Directions for this task: Scan each line of the records for the word "veya" and extract the ones that have it.

Working data:
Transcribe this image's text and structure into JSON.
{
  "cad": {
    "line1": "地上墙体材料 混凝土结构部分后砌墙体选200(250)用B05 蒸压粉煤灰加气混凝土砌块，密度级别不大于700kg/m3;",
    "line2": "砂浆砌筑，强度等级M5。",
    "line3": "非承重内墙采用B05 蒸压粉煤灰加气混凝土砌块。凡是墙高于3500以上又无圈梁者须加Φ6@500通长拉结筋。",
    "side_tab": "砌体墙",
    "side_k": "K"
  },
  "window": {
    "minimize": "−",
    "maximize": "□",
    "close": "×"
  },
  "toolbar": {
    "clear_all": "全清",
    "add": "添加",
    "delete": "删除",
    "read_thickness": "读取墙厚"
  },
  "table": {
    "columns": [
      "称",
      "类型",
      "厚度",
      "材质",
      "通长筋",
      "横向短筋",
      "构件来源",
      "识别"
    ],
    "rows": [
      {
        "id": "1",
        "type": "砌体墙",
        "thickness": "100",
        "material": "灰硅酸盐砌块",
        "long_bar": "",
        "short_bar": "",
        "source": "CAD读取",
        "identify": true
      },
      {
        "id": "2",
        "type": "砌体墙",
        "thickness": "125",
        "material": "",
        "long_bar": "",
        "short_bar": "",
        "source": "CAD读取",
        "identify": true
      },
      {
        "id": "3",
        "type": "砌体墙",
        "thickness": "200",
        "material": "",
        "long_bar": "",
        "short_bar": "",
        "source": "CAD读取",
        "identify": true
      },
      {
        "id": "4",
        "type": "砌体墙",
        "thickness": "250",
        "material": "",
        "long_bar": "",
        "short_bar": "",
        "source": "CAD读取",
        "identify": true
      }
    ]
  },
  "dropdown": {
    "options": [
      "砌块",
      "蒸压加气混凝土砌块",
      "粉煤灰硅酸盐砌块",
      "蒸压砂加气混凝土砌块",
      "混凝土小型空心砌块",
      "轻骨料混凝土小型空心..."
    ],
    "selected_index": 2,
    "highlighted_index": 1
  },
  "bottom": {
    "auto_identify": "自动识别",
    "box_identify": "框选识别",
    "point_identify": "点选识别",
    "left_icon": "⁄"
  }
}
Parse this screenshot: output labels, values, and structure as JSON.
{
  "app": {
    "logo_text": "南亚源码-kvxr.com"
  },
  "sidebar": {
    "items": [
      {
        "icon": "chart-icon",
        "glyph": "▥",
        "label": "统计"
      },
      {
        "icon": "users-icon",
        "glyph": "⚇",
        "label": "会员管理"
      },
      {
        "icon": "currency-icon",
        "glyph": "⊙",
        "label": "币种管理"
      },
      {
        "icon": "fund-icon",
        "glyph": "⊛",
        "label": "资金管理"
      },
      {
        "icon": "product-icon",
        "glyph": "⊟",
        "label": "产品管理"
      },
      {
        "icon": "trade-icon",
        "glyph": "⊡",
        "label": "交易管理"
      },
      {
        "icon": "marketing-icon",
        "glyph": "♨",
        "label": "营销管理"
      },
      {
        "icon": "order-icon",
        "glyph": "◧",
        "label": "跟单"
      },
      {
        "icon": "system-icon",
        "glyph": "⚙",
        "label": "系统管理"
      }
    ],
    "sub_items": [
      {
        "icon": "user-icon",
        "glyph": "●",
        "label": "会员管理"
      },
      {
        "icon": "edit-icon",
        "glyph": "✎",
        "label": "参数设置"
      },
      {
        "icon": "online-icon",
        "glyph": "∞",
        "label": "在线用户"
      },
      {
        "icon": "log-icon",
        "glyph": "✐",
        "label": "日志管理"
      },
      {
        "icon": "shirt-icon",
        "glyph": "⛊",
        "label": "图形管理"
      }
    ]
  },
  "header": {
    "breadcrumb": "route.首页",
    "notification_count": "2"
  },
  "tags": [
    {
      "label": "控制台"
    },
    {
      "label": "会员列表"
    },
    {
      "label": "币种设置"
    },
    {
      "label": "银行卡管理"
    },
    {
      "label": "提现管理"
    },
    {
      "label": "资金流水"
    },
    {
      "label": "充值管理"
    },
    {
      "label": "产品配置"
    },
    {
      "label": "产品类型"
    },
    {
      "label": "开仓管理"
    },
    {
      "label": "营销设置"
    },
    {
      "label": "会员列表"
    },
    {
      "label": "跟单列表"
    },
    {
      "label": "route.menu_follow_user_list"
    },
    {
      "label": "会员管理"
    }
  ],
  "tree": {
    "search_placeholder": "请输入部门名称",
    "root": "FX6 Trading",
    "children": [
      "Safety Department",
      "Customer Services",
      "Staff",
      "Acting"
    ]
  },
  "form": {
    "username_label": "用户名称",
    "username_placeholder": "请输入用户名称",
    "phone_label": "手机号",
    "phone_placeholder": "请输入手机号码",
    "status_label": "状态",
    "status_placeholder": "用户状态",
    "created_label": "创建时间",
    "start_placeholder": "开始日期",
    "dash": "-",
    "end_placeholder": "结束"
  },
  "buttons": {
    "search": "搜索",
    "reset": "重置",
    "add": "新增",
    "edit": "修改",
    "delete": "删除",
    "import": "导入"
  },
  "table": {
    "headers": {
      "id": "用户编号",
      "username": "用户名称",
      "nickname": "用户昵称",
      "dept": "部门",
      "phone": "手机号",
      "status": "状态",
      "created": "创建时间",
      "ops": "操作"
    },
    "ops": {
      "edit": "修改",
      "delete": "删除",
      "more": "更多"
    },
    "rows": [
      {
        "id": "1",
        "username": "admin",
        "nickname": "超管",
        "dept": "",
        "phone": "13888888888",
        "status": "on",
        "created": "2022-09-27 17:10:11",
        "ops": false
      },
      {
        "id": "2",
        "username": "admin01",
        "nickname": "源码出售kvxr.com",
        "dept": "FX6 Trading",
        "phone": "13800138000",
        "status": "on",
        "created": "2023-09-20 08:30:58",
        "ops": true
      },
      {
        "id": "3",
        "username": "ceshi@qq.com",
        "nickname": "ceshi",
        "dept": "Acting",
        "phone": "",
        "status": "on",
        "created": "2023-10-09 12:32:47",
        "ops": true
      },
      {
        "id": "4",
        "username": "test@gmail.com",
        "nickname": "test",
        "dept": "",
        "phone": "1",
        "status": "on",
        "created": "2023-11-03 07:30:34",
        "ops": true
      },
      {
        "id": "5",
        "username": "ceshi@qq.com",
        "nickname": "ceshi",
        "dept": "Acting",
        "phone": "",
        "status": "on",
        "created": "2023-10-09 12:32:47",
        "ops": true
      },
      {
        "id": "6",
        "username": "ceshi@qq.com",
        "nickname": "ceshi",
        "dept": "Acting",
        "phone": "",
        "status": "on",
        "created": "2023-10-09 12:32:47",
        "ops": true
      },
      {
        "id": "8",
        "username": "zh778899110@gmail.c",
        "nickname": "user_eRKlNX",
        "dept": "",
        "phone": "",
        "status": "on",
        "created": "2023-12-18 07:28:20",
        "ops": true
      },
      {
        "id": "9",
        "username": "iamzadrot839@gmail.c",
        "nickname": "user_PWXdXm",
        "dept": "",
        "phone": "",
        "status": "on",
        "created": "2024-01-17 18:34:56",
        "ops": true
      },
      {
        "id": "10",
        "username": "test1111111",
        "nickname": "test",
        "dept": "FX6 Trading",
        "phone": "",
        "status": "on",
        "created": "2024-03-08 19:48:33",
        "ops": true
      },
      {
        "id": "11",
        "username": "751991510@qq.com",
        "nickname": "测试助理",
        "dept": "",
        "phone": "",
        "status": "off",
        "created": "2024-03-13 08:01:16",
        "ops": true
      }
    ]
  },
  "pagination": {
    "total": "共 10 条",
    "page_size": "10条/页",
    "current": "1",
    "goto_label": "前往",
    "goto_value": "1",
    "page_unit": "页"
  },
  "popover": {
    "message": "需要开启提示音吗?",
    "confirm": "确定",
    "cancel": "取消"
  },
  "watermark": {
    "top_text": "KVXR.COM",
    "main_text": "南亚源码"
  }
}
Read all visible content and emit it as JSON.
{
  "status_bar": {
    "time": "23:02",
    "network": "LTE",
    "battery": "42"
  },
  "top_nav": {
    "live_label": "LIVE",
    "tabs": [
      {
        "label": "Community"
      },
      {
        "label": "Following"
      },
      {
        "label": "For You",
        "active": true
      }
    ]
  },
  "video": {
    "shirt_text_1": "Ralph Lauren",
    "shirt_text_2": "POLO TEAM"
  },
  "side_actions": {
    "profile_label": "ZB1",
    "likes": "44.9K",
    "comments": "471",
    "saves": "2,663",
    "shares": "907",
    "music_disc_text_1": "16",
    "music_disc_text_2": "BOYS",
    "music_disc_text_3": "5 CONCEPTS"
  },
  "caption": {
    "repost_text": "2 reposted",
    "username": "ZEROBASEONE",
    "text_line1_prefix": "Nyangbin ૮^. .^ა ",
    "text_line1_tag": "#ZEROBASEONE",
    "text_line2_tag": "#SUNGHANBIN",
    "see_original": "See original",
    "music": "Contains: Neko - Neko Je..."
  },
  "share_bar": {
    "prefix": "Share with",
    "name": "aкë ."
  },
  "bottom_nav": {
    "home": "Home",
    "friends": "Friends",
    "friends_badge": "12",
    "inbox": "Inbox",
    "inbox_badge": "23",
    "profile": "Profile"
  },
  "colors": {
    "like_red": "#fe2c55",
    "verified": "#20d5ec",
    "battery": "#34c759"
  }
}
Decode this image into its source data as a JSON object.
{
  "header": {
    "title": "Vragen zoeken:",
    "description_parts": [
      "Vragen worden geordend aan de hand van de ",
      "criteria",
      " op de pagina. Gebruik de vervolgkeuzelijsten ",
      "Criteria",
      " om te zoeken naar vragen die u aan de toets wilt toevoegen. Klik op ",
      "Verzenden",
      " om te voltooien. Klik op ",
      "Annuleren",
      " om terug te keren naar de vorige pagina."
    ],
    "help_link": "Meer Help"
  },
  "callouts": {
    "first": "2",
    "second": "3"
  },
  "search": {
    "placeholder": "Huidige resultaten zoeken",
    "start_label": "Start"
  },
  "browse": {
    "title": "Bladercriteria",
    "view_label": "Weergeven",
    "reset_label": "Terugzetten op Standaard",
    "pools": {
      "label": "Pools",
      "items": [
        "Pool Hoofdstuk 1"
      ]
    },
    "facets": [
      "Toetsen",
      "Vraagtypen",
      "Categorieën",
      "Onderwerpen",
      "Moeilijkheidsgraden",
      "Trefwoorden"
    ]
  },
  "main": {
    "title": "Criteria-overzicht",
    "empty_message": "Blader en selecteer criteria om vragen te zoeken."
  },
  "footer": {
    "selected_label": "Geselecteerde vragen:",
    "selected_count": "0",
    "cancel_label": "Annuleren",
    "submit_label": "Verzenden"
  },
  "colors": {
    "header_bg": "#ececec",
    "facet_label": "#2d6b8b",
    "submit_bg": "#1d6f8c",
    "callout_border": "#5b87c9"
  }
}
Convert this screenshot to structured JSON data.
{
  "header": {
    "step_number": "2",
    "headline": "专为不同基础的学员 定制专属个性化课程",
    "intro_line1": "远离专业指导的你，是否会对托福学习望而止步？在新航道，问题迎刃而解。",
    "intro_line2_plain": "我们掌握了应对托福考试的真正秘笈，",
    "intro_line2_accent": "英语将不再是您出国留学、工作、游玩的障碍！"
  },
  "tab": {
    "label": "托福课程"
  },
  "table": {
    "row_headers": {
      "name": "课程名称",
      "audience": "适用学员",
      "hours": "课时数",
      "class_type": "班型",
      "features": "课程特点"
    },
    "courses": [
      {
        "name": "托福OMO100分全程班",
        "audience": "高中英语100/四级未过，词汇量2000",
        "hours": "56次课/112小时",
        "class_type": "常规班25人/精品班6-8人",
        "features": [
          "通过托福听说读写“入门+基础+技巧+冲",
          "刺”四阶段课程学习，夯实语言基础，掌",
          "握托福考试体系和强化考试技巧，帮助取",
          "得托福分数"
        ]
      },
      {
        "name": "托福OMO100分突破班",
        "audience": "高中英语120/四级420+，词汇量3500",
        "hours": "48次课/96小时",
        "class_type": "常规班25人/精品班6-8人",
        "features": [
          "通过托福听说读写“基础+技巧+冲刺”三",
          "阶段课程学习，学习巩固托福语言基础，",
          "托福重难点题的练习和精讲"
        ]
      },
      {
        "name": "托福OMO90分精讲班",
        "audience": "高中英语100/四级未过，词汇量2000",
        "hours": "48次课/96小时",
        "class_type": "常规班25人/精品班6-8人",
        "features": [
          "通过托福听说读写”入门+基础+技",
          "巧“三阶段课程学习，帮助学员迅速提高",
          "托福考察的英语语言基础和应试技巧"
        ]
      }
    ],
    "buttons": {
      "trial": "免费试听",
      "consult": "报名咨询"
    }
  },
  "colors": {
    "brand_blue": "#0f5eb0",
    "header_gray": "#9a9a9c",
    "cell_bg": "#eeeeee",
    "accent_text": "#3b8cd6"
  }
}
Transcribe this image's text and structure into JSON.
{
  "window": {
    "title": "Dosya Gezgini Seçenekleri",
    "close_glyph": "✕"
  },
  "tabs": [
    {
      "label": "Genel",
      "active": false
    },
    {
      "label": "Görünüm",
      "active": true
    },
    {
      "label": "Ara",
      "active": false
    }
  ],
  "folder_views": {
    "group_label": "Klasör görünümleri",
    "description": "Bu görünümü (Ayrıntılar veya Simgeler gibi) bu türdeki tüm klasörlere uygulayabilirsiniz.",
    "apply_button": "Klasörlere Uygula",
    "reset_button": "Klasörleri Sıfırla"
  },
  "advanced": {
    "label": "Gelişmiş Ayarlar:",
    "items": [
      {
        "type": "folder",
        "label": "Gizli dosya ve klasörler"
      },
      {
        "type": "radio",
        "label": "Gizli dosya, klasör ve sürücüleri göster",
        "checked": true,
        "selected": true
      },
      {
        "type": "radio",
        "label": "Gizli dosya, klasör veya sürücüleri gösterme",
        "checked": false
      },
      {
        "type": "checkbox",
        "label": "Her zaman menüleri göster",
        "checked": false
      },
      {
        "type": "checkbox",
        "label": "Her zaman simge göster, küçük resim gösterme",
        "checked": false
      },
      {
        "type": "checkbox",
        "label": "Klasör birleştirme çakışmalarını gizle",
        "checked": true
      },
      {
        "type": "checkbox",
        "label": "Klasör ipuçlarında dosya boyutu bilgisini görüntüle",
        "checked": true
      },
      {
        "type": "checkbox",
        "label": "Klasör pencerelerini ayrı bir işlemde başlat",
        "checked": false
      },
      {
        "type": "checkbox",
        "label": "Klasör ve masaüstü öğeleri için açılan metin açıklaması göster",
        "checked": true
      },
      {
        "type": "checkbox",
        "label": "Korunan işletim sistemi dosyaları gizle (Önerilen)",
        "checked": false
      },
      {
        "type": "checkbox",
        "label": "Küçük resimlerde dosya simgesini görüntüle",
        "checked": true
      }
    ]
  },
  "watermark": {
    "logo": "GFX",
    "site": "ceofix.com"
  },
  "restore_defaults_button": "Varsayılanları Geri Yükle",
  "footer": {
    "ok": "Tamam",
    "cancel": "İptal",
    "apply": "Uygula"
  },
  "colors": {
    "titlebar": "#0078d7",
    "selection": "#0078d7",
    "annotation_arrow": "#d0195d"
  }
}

Response to this exercise:
    "description": "Bu görünümü (Ayrıntılar veya Simgeler gibi) bu türdeki tüm klasörlere uygulayabilirsiniz.",
        "label": "Gizli dosya, klasör veya sürücüleri gösterme",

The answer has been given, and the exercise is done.